Could you output each line of the data that follows exactly?

(Figure collection entries)
· · · · ·

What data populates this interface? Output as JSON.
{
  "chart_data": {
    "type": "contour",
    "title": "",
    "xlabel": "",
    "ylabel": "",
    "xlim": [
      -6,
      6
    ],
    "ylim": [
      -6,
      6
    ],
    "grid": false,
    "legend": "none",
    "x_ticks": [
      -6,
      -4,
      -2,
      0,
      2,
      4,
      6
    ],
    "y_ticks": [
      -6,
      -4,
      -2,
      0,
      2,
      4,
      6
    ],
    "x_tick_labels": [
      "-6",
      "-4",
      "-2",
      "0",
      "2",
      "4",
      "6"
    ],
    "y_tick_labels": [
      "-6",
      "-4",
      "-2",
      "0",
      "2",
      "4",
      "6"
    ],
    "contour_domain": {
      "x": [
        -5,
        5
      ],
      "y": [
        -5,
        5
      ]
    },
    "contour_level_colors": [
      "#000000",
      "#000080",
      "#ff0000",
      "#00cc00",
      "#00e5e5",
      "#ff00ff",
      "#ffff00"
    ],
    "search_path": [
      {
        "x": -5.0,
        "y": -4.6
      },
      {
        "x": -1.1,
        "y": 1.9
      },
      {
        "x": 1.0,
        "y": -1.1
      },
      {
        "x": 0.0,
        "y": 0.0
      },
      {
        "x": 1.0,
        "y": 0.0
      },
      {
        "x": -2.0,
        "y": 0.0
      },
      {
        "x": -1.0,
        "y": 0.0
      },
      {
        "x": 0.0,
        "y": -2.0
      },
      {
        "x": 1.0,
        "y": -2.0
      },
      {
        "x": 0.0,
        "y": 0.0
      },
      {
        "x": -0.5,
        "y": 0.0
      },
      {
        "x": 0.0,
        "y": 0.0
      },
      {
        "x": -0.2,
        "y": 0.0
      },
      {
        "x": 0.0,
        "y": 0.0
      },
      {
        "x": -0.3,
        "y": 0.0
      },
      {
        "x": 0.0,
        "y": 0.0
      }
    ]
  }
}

· · · · ·

• **OUTPUT**
What data populates this interface? Output as JSON.
{
  "chart_data": {
    "type": "contour",
    "title": "",
    "xlabel": "",
    "ylabel": "",
    "xlim": [
      -6,
      6
    ],
    "ylim": [
      -6,
      6
    ],
    "grid": false,
    "legend": "none",
    "x_ticks": [
      -6,
      -4,
      -2,
      0,
      2,
      4,
      6
    ],
    "y_ticks": [
      -6,
      -4,
      -2,
      0,
      2,
      4,
      6
    ],
    "x_tick_labels": [
      "-6",
      "-4",
      "-2",
      "0",
      "2",
      "4",
      "6"
    ],
    "y_tick_labels": [
      "-6",
      "-4",
      "-2",
      "0",
      "2",
      "4",
      "6"
    ],
    "contour_domain": {
      "x": [
        -5,
        5
      ],
      "y": [
        -5,
        5
      ]
    },
    "contour_level_colors": [
      "#000000",
      "#000080",
      "#ff0000",
      "#00cc00",
      "#00e5e5",
      "#ff00ff",
      "#ffff00"
    ],
    "search_path": [
      {
        "x": -5.0,
        "y": -4.6
      },
      {
        "x": -1.1,
        "y": 1.9
      },
      {
        "x": 1.0,
        "y": -1.1
      },
      {
        "x": 0.0,
        "y": 0.0
      },
      {
        "x": 1.0,
        "y": 0.0
      },
      {
        "x": -2.0,
        "y": 0.0
      },
      {
        "x": -1.0,
        "y": 0.0
      },
      {
        "x": 0.0,
        "y": -2.0
      },
      {
        "x": 1.0,
        "y": -2.0
      },
      {
        "x": 0.0,
        "y": 0.0
      },
      {
        "x": -0.5,
        "y": 0.0
      },
      {
        "x": 0.0,
        "y": 0.0
      },
      {
        "x": -0.2,
        "y": 0.0
      },
      {
        "x": 0.0,
        "y": 0.0
      },
      {
        "x": -0.3,
        "y": 0.0
      },
      {
        "x": 0.0,
        "y": 0.0
      }
    ]
  }
}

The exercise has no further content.